(Records that describe figures)
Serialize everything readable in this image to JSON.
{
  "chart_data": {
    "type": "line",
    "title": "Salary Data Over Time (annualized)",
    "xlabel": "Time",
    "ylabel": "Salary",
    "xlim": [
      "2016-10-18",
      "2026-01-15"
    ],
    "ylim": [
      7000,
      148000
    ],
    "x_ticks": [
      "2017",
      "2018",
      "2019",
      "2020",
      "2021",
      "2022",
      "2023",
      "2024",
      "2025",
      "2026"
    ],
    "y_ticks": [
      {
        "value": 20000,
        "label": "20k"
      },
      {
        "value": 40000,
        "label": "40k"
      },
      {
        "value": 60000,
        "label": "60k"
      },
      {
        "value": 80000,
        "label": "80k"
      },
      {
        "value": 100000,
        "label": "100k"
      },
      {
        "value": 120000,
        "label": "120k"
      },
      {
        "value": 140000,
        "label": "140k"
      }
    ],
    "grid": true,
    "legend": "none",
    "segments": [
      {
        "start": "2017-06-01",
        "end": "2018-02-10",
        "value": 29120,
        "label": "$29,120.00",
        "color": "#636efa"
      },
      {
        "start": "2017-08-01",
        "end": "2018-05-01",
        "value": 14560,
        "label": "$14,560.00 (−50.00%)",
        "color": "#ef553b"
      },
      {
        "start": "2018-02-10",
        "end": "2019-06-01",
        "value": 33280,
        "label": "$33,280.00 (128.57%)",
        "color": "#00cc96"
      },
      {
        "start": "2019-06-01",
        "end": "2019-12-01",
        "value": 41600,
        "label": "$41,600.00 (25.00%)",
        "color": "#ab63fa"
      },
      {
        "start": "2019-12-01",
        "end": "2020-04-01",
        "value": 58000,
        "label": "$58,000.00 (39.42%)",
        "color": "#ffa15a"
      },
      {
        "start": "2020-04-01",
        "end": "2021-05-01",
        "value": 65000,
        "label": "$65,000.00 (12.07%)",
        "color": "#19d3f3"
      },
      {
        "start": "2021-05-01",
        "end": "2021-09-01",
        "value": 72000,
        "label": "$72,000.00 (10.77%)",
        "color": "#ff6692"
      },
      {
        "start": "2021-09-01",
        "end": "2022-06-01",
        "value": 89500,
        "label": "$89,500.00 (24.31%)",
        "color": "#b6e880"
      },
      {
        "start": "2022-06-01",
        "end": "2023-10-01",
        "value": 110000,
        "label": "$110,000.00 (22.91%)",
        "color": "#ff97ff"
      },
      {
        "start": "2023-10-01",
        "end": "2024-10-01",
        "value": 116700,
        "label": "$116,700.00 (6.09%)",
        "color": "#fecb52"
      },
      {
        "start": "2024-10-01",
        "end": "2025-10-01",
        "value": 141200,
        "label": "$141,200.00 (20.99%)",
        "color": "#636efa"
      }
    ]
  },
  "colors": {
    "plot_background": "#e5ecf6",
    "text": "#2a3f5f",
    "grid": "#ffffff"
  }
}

→ INSTRUCTIONS FOR THE TASK
Repeat the data exactly. Leave nothing out.

→ RESULT FOR THIS TASK
Serialize everything readable in this image to JSON.
{
  "chart_data": {
    "type": "line",
    "title": "Salary Data Over Time (annualized)",
    "xlabel": "Time",
    "ylabel": "Salary",
    "xlim": [
      "2016-10-18",
      "2026-01-15"
    ],
    "ylim": [
      7000,
      148000
    ],
    "x_ticks": [
      "2017",
      "2018",
      "2019",
      "2020",
      "2021",
      "2022",
      "2023",
      "2024",
      "2025",
      "2026"
    ],
    "y_ticks": [
      {
        "value": 20000,
        "label": "20k"
      },
      {
        "value": 40000,
        "label": "40k"
      },
      {
        "value": 60000,
        "label": "60k"
      },
      {
        "value": 80000,
        "label": "80k"
      },
      {
        "value": 100000,
        "label": "100k"
      },
      {
        "value": 120000,
        "label": "120k"
      },
      {
        "value": 140000,
        "label": "140k"
      }
    ],
    "grid": true,
    "legend": "none",
    "segments": [
      {
        "start": "2017-06-01",
        "end": "2018-02-10",
        "value": 29120,
        "label": "$29,120.00",
        "color": "#636efa"
      },
      {
        "start": "2017-08-01",
        "end": "2018-05-01",
        "value": 14560,
        "label": "$14,560.00 (−50.00%)",
        "color": "#ef553b"
      },
      {
        "start": "2018-02-10",
        "end": "2019-06-01",
        "value": 33280,
        "label": "$33,280.00 (128.57%)",
        "color": "#00cc96"
      },
      {
        "start": "2019-06-01",
        "end": "2019-12-01",
        "value": 41600,
        "label": "$41,600.00 (25.00%)",
        "color": "#ab63fa"
      },
      {
        "start": "2019-12-01",
        "end": "2020-04-01",
        "value": 58000,
        "label": "$58,000.00 (39.42%)",
        "color": "#ffa15a"
      },
      {
        "start": "2020-04-01",
        "end": "2021-05-01",
        "value": 65000,
        "label": "$65,000.00 (12.07%)",
        "color": "#19d3f3"
      },
      {
        "start": "2021-05-01",
        "end": "2021-09-01",
        "value": 72000,
        "label": "$72,000.00 (10.77%)",
        "color": "#ff6692"
      },
      {
        "start": "2021-09-01",
        "end": "2022-06-01",
        "value": 89500,
        "label": "$89,500.00 (24.31%)",
        "color": "#b6e880"
      },
      {
        "start": "2022-06-01",
        "end": "2023-10-01",
        "value": 110000,
        "label": "$110,000.00 (22.91%)",
        "color": "#ff97ff"
      },
      {
        "start": "2023-10-01",
        "end": "2024-10-01",
        "value": 116700,
        "label": "$116,700.00 (6.09%)",
        "color": "#fecb52"
      },
      {
        "start": "2024-10-01",
        "end": "2025-10-01",
        "value": 141200,
        "label": "$141,200.00 (20.99%)",
        "color": "#636efa"
      }
    ]
  },
  "colors": {
    "plot_background": "#e5ecf6",
    "text": "#2a3f5f",
    "grid": "#ffffff"
  }
}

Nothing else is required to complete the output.